__出典__:
##########

連載では、スペースで出た話題から、エッセンスを抽出してお届けする。
未来のゲストは、今この記事を読んでいるあなたかも?

   第11回のゲストは、ミュージシャン、広告デザイナー、コピーライター、映像作家など、さまざまな顔を持つアーティスト・近視のサエ子さん。テーマは「悲しいから可笑しいの オトナの女アーティストに聞く『笑い』の醸し方」だ。スペースアーカイブはこちらから。

  • 近視のサエ子さん(photo by Maki Amemori)
    近視のサエ子さん(photo by Maki Amemori)
  • 近視のサエ子さん(photo by Maki Amemori)

悲しい出来事は「舞台化」

   サエ子さんは「熟せばややこしくなるものなのよ、女って」を活動テーマに掲げている。直近では、「ややこしい女が、ややこしい恋愛にどハマりするミニ曲集」として、「ややこしLOVE」を2022年12月7日にデジタルリリースした。ややこしさから生まれる切なさ、可笑しさを、作品を通じて表現している。

##########

[データセットに列挙された項目]
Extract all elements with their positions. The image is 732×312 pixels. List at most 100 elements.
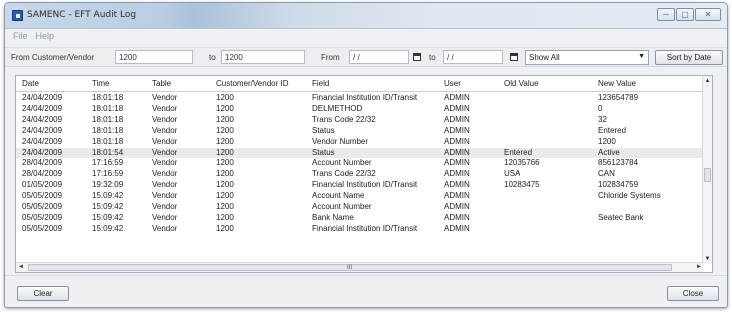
cell-date: 24/04/2009 — [22, 93, 63, 102]
cell-field: Status — [312, 125, 335, 135]
maximize-icon[interactable]: ▢ — [676, 8, 694, 21]
sort-by-date-button[interactable]: Sort by Date — [655, 50, 723, 65]
cell-date: 05/05/2009 — [22, 202, 63, 211]
table-row[interactable]: 24/04/2009 18:01:18 Vendor 1200 Trans Code 2… — [16, 115, 704, 125]
column-header-field[interactable]: Field — [312, 79, 329, 88]
app-icon — [12, 10, 23, 21]
table-row[interactable]: 24/04/2009 18:01:54 Vendor 1200 Status ADMIN E… — [16, 147, 704, 158]
cell-table: Vendor — [152, 158, 178, 168]
cell-time: 15:09:42 — [92, 212, 124, 222]
cell-customer-vendor-id: 1200 — [216, 114, 234, 124]
from-date-field[interactable]: / / — [349, 50, 409, 64]
to-date-field[interactable]: / / — [443, 50, 503, 64]
cell-field: Account Name — [312, 191, 365, 201]
clear-button[interactable]: Clear — [17, 286, 69, 301]
table-row[interactable]: 24/04/2009 18:01:18 Vendor 1200 Financial In… — [16, 93, 704, 103]
cell-customer-vendor-id: 1200 — [216, 136, 234, 146]
table-row[interactable]: 24/04/2009 18:01:18 Vendor 1200 Status ADMIN E… — [16, 126, 704, 136]
cell-new-value: 32 — [598, 114, 607, 124]
from-calendar-icon[interactable] — [413, 53, 421, 61]
menu-file[interactable]: File — [13, 31, 28, 41]
to-vendor-field[interactable]: 1200 — [221, 50, 305, 64]
cell-field: Trans Code 22/32 — [312, 169, 376, 179]
cell-date: 05/05/2009 — [22, 212, 63, 222]
close-window-icon[interactable]: ✕ — [695, 8, 721, 21]
cell-date: 28/04/2009 — [22, 158, 63, 168]
cell-date: 24/04/2009 — [22, 147, 63, 157]
cell-old-value: Entered — [504, 147, 533, 157]
column-header-new-value[interactable]: New Value — [598, 79, 636, 88]
column-header-old-value[interactable]: Old Value — [504, 79, 539, 88]
cell-user: ADMIN — [444, 125, 470, 135]
column-header-user[interactable]: User — [444, 79, 461, 88]
cell-new-value: Chloride Systems — [598, 191, 661, 201]
scroll-left-icon[interactable]: ◄ — [16, 263, 26, 272]
table-row[interactable]: 01/05/2009 19:32:09 Vendor 1200 Financial In… — [16, 180, 704, 190]
cell-table: Vendor — [152, 169, 178, 179]
table-row[interactable]: 05/05/2009 15:09:42 Vendor 1200 Account Name… — [16, 191, 704, 201]
cell-old-value: 12035766 — [504, 158, 540, 168]
table-row[interactable]: 28/04/2009 17:16:59 Vendor 1200 Trans Code 2… — [16, 169, 704, 179]
cell-table: Vendor — [152, 202, 178, 211]
close-button[interactable]: Close — [667, 286, 719, 301]
audit-log-grid[interactable]: Date Time Table Customer/Vendor ID Field… — [15, 75, 713, 273]
horizontal-scroll-thumb[interactable]: III — [28, 264, 672, 271]
horizontal-scrollbar[interactable]: ◄ III ► — [16, 262, 704, 272]
show-filter-select[interactable]: Show All ▼ — [525, 50, 649, 65]
cell-customer-vendor-id: 1200 — [216, 191, 234, 201]
cell-table: Vendor — [152, 180, 178, 190]
cell-field: Trans Code 22/32 — [312, 114, 376, 124]
scroll-up-icon[interactable]: ▲ — [703, 76, 712, 86]
title-bar[interactable]: SAMENC - EFT Audit Log ─ ▢ ✕ — [5, 3, 727, 29]
cell-time: 18:01:54 — [92, 147, 124, 157]
cell-field: Financial Institution ID/Transit — [312, 93, 418, 102]
scroll-right-icon[interactable]: ► — [694, 263, 704, 272]
column-header-customer-vendor-id[interactable]: Customer/Vendor ID — [216, 79, 288, 88]
menu-help[interactable]: Help — [36, 31, 55, 41]
cell-user: ADMIN — [444, 103, 470, 113]
minimize-icon[interactable]: ─ — [657, 8, 675, 21]
vertical-scrollbar[interactable]: ▲ ▼ — [702, 76, 712, 264]
cell-customer-vendor-id: 1200 — [216, 103, 234, 113]
table-row[interactable]: 05/05/2009 15:09:42 Vendor 1200 Financial In… — [16, 224, 704, 234]
table-row[interactable]: 24/04/2009 18:01:18 Vendor 1200 Vendor Numbe… — [16, 137, 704, 147]
cell-old-value: 10283475 — [504, 180, 540, 190]
cell-field: Status — [312, 147, 335, 157]
cell-table: Vendor — [152, 93, 178, 102]
vertical-scroll-thumb[interactable] — [704, 168, 711, 182]
column-header-date[interactable]: Date — [22, 79, 39, 88]
cell-date: 05/05/2009 — [22, 223, 63, 233]
to-date-label: to — [429, 53, 436, 62]
grid-header: Date Time Table Customer/Vendor ID Field… — [16, 76, 704, 92]
cell-new-value: Active — [598, 147, 620, 157]
table-row[interactable]: 28/04/2009 17:16:59 Vendor 1200 Account Numb… — [16, 158, 704, 168]
cell-user: ADMIN — [444, 223, 470, 233]
cell-new-value: 0 — [598, 103, 603, 113]
cell-date: 24/04/2009 — [22, 125, 63, 135]
cell-new-value: 123654789 — [598, 93, 639, 102]
cell-time: 18:01:18 — [92, 125, 124, 135]
cell-table: Vendor — [152, 147, 178, 157]
chevron-down-icon: ▼ — [638, 53, 645, 60]
cell-user: ADMIN — [444, 147, 470, 157]
table-row[interactable]: 05/05/2009 15:09:42 Vendor 1200 Account Numb… — [16, 202, 704, 212]
cell-customer-vendor-id: 1200 — [216, 147, 234, 157]
cell-customer-vendor-id: 1200 — [216, 169, 234, 179]
column-header-table[interactable]: Table — [152, 79, 171, 88]
cell-customer-vendor-id: 1200 — [216, 180, 234, 190]
from-vendor-field[interactable]: 1200 — [115, 50, 193, 64]
filter-bar: From Customer/Vendor 1200 to 1200 From /… — [5, 47, 727, 67]
cell-user: ADMIN — [444, 136, 470, 146]
cell-field: Account Number — [312, 202, 372, 211]
column-header-time[interactable]: Time — [92, 79, 109, 88]
table-row[interactable]: 05/05/2009 15:09:42 Vendor 1200 Bank Name ADM… — [16, 213, 704, 223]
to-calendar-icon[interactable] — [510, 53, 518, 61]
cell-time: 18:01:18 — [92, 93, 124, 102]
scroll-down-icon[interactable]: ▼ — [703, 254, 712, 264]
cell-table: Vendor — [152, 136, 178, 146]
cell-customer-vendor-id: 1200 — [216, 125, 234, 135]
cell-time: 15:09:42 — [92, 223, 124, 233]
cell-user: ADMIN — [444, 169, 470, 179]
table-row[interactable]: 24/04/2009 18:01:18 Vendor 1200 DELMETHOD ADM… — [16, 104, 704, 114]
window-title: SAMENC - EFT Audit Log — [27, 10, 137, 20]
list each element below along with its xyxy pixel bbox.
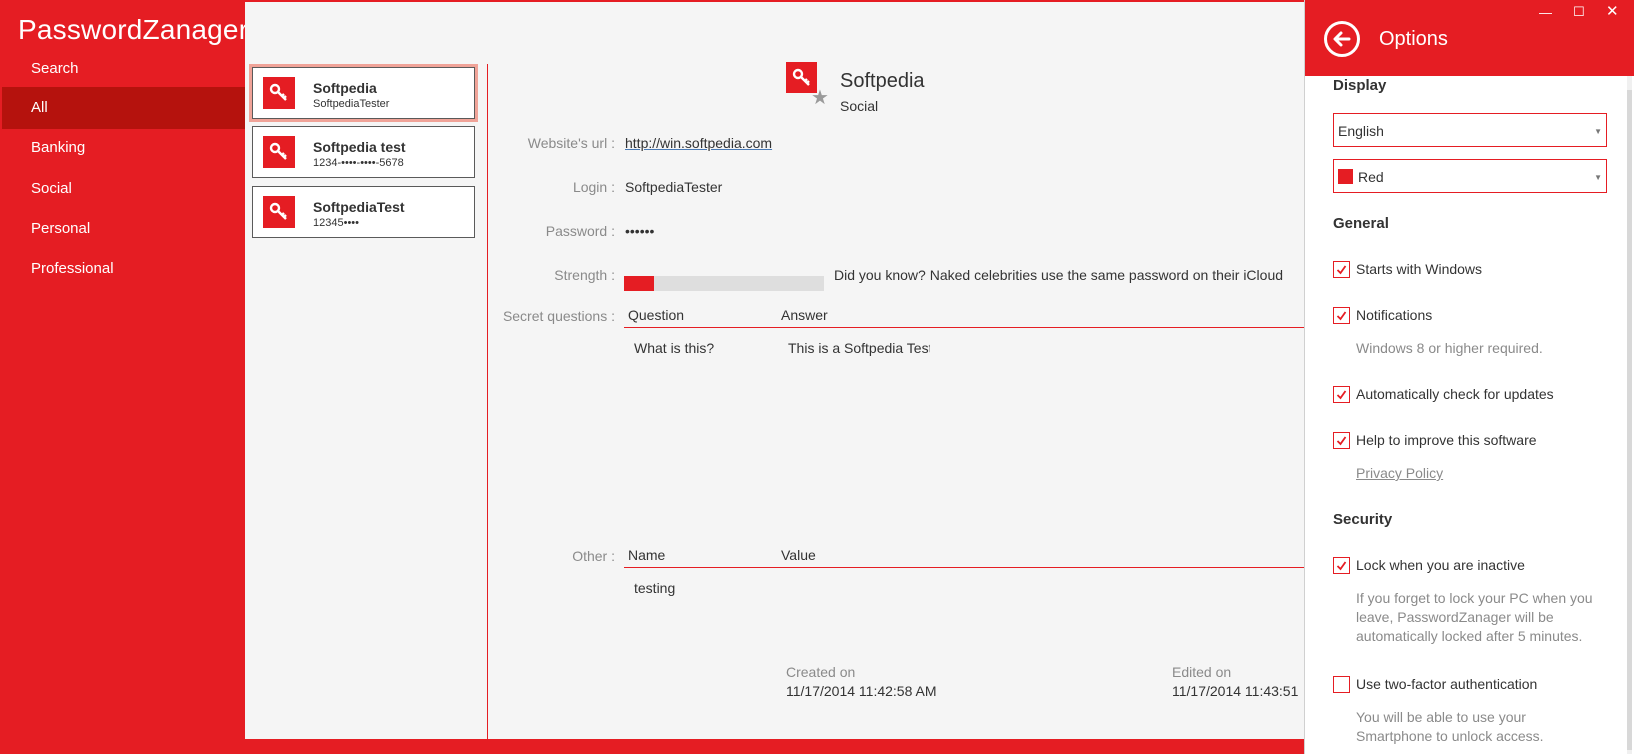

##########

__必須タスク__:
1. 記事の「第11回のゲストは、ミュージ」から「ら生まれる切なさ、可笑しさを、作品を通じて表現している。」までの部分を、「ミュージシャン」を「音楽家」に置き換えて書き直してください。
2. 一覧のうち、「cell-date: 24/04/2009 — [22, 93, 63, 102]」を含む行から「cell-customer-vendor-id: 1200 — [216, 136, 234, 146]」を含む行までを、両端の行も含めてそのまま書き出してください。

__タスク別結果__:
1.
第11回のゲストは、音楽家、広告デザイナー、コピーライター、映像作家など、さまざまな顔を持つアーティスト・近視のサエ子さん。テーマは「悲しいから可笑しいの オトナの女アーティストに聞く『笑い』の醸し方」だ。スペースアーカイブはこちらから。

  • 近視のサエ子さん(photo by Maki Amemori)
    近視のサエ子さん(photo by Maki Amemori)
  • 近視のサエ子さん(photo by Maki Amemori)

悲しい出来事は「舞台化」

   サエ子さんは「熟せばややこしくなるものなのよ、女って」を活動テーマに掲げている。直近では、「ややこしい女が、ややこしい恋愛にどハマりするミニ曲集」として、「ややこしLOVE」を2022年12月7日にデジタルリリースした。ややこしさから生まれる切なさ、可笑しさを、作品を通じて表現している。

2.
cell-date: 24/04/2009 — [22, 93, 63, 102]
cell-field: Status — [312, 125, 335, 135]
maximize-icon[interactable]: ▢ — [676, 8, 694, 21]
sort-by-date-button[interactable]: Sort by Date — [655, 50, 723, 65]
cell-date: 05/05/2009 — [22, 202, 63, 211]
table-row[interactable]: 24/04/2009 18:01:18 Vendor 1200 Trans Code 2… — [16, 115, 704, 125]
column-header-field[interactable]: Field — [312, 79, 329, 88]
app-icon — [12, 10, 23, 21]
table-row[interactable]: 24/04/2009 18:01:54 Vendor 1200 Status ADMIN E… — [16, 147, 704, 158]
cell-table: Vendor — [152, 158, 178, 168]
cell-time: 15:09:42 — [92, 212, 124, 222]
cell-customer-vendor-id: 1200 — [216, 114, 234, 124]
from-date-field[interactable]: / / — [349, 50, 409, 64]
to-date-field[interactable]: / / — [443, 50, 503, 64]
cell-field: Account Name — [312, 191, 365, 201]
clear-button[interactable]: Clear — [17, 286, 69, 301]
table-row[interactable]: 24/04/2009 18:01:18 Vendor 1200 Financial In… — [16, 93, 704, 103]
cell-customer-vendor-id: 1200 — [216, 136, 234, 146]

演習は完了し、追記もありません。